* Data entries *
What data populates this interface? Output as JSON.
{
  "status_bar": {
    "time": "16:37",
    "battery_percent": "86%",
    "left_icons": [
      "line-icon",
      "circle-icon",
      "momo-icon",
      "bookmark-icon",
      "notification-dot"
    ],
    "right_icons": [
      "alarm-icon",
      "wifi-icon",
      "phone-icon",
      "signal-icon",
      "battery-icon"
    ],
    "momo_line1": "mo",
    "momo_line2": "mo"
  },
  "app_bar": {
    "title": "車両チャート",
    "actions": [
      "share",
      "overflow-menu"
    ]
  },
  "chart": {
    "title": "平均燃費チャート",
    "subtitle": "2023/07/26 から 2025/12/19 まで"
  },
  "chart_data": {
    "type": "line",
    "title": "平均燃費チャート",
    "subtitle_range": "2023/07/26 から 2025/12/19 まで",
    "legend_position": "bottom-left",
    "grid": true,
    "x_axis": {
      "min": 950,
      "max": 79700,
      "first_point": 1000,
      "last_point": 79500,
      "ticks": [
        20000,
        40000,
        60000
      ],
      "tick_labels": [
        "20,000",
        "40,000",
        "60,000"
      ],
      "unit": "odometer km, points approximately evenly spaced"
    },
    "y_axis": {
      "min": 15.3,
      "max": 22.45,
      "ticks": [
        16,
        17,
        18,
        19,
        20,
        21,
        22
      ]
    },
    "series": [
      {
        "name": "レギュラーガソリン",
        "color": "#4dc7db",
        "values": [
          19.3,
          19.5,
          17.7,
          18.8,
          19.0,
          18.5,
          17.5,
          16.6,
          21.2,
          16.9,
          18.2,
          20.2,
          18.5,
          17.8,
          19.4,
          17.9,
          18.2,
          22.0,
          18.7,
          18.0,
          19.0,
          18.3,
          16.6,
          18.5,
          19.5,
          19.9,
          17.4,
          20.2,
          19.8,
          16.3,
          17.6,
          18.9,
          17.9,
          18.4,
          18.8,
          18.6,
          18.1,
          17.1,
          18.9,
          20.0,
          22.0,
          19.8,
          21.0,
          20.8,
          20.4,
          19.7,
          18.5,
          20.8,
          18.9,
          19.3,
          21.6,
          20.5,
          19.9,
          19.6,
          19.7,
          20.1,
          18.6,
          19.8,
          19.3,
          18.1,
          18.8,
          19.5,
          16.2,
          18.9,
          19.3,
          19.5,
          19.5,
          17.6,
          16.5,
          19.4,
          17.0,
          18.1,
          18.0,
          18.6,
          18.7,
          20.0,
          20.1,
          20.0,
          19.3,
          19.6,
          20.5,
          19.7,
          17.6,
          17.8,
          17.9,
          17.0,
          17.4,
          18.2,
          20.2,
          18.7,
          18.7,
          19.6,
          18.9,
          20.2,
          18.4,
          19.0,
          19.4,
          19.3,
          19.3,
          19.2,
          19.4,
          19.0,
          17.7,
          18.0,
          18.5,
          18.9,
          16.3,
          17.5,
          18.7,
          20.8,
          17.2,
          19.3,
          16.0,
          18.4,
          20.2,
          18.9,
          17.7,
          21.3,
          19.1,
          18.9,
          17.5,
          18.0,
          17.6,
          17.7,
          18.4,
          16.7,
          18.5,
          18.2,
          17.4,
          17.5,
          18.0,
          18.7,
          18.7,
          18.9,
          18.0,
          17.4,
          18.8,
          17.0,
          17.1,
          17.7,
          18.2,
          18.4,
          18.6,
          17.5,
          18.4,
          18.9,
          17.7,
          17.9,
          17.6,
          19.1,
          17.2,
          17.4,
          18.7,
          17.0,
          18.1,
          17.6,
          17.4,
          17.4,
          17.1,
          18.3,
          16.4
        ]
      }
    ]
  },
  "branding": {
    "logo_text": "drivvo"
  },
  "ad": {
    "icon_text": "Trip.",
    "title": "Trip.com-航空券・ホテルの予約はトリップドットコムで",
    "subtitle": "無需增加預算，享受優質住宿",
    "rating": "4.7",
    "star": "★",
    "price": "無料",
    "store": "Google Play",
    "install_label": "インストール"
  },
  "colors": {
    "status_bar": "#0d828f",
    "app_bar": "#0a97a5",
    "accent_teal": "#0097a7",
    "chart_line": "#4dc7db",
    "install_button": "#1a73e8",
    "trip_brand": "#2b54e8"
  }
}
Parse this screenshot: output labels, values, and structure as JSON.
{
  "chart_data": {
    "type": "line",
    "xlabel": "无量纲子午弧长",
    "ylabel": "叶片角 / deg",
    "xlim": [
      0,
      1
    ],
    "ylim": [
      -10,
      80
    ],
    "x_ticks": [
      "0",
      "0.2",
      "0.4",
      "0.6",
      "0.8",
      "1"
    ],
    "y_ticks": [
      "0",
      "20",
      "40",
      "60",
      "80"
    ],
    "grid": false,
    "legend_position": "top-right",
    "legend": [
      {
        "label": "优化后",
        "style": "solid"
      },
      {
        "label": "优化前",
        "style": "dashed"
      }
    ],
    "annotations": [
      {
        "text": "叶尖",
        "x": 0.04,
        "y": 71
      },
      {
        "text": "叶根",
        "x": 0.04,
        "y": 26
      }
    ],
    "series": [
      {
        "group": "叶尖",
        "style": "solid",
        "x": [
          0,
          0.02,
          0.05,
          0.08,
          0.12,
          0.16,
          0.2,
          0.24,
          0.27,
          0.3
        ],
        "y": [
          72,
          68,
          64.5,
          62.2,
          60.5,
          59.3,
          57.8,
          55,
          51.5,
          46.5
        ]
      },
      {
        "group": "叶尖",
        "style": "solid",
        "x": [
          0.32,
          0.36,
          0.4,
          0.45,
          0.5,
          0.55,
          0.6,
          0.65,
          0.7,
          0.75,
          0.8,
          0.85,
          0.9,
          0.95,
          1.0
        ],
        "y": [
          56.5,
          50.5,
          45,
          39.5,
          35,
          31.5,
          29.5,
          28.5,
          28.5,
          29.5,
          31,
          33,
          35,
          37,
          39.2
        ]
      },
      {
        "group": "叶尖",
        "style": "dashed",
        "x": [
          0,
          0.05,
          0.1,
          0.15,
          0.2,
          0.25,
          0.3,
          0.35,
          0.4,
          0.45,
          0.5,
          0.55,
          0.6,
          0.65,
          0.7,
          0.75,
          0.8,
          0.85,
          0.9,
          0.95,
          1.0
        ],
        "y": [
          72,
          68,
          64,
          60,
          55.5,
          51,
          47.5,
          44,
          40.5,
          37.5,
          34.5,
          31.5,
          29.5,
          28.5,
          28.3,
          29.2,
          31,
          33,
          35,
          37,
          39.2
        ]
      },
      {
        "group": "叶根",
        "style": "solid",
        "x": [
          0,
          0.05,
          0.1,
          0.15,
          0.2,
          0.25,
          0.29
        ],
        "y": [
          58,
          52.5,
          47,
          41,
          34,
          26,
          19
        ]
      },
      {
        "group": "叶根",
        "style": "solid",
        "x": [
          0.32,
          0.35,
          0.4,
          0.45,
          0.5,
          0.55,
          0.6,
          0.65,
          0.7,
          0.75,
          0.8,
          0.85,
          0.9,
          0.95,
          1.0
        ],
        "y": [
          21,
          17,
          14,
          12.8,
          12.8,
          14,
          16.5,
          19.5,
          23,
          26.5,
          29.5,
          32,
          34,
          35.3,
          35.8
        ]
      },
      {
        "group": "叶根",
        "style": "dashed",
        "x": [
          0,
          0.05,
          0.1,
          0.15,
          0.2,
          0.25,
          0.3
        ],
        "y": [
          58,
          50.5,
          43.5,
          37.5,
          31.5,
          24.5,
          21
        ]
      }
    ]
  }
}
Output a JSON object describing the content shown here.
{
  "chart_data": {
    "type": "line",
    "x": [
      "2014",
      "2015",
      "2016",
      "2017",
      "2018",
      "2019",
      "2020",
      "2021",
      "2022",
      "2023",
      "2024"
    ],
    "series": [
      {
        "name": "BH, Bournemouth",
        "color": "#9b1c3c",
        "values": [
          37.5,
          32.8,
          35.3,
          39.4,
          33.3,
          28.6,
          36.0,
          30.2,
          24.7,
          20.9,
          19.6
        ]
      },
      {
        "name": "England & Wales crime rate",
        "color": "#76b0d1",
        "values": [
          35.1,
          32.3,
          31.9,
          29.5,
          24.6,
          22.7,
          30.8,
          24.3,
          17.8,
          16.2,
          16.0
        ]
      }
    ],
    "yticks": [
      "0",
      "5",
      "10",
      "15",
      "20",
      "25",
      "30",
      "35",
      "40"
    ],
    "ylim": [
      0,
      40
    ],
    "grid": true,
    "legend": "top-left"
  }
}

* Problem description *
How many lines in the listing above contain "name"? Answer with the number alone.

* Complete response *
3